→ Objective
Take all the material and copy it exactly.

→ Input data
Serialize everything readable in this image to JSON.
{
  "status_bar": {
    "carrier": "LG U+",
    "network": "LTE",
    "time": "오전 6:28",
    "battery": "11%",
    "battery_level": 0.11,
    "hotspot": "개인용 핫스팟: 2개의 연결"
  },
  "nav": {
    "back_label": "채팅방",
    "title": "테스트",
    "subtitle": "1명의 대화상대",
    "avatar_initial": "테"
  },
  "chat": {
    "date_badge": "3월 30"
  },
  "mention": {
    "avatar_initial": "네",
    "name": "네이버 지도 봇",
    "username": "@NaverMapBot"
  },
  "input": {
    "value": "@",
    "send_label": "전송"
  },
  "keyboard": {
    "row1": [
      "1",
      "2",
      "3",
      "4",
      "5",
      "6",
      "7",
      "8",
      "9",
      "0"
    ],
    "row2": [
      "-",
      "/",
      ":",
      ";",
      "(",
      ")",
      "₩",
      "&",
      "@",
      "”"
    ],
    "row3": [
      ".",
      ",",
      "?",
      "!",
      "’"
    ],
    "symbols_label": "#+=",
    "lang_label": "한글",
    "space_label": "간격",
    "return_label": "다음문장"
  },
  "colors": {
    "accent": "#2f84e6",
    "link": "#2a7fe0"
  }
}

→ Answer to this task
Serialize everything readable in this image to JSON.
{
  "status_bar": {
    "carrier": "LG U+",
    "network": "LTE",
    "time": "오전 6:28",
    "battery": "11%",
    "battery_level": 0.11,
    "hotspot": "개인용 핫스팟: 2개의 연결"
  },
  "nav": {
    "back_label": "채팅방",
    "title": "테스트",
    "subtitle": "1명의 대화상대",
    "avatar_initial": "테"
  },
  "chat": {
    "date_badge": "3월 30"
  },
  "mention": {
    "avatar_initial": "네",
    "name": "네이버 지도 봇",
    "username": "@NaverMapBot"
  },
  "input": {
    "value": "@",
    "send_label": "전송"
  },
  "keyboard": {
    "row1": [
      "1",
      "2",
      "3",
      "4",
      "5",
      "6",
      "7",
      "8",
      "9",
      "0"
    ],
    "row2": [
      "-",
      "/",
      ":",
      ";",
      "(",
      ")",
      "₩",
      "&",
      "@",
      "”"
    ],
    "row3": [
      ".",
      ",",
      "?",
      "!",
      "’"
    ],
    "symbols_label": "#+=",
    "lang_label": "한글",
    "space_label": "간격",
    "return_label": "다음문장"
  },
  "colors": {
    "accent": "#2f84e6",
    "link": "#2a7fe0"
  }
}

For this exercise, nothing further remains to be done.